Repeat everything in the material exactly.

— start of DATASET RECORDS —

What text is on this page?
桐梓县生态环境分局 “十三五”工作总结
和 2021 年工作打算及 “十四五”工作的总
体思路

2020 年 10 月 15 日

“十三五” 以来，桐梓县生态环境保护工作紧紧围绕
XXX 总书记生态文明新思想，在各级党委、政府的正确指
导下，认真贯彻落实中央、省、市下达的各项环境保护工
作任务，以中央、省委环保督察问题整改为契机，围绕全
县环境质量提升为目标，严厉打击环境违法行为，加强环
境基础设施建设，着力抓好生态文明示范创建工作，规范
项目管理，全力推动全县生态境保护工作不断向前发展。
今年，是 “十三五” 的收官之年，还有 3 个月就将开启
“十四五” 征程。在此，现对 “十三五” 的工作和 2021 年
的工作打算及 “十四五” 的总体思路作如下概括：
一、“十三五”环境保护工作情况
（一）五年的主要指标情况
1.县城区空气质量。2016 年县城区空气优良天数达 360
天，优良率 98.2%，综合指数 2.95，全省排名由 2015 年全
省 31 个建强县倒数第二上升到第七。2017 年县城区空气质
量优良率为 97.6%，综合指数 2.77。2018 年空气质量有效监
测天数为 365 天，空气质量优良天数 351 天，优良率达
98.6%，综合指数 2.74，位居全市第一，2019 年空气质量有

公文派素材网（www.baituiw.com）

— end of DATASET RECORDS —

◆ THE ANSWER
What text is on this page?
桐梓县生态环境分局 “十三五”工作总结
和 2021 年工作打算及 “十四五”工作的总
体思路

2020 年 10 月 15 日

“十三五” 以来，桐梓县生态环境保护工作紧紧围绕
XXX 总书记生态文明新思想，在各级党委、政府的正确指
导下，认真贯彻落实中央、省、市下达的各项环境保护工
作任务，以中央、省委环保督察问题整改为契机，围绕全
县环境质量提升为目标，严厉打击环境违法行为，加强环
境基础设施建设，着力抓好生态文明示范创建工作，规范
项目管理，全力推动全县生态境保护工作不断向前发展。
今年，是 “十三五” 的收官之年，还有 3 个月就将开启
“十四五” 征程。在此，现对 “十三五” 的工作和 2021 年
的工作打算及 “十四五” 的总体思路作如下概括：
一、“十三五”环境保护工作情况
（一）五年的主要指标情况
1.县城区空气质量。2016 年县城区空气优良天数达 360
天，优良率 98.2%，综合指数 2.95，全省排名由 2015 年全
省 31 个建强县倒数第二上升到第七。2017 年县城区空气质
量优良率为 97.6%，综合指数 2.77。2018 年空气质量有效监
测天数为 365 天，空气质量优良天数 351 天，优良率达
98.6%，综合指数 2.74，位居全市第一，2019 年空气质量有

公文派素材网（www.baituiw.com）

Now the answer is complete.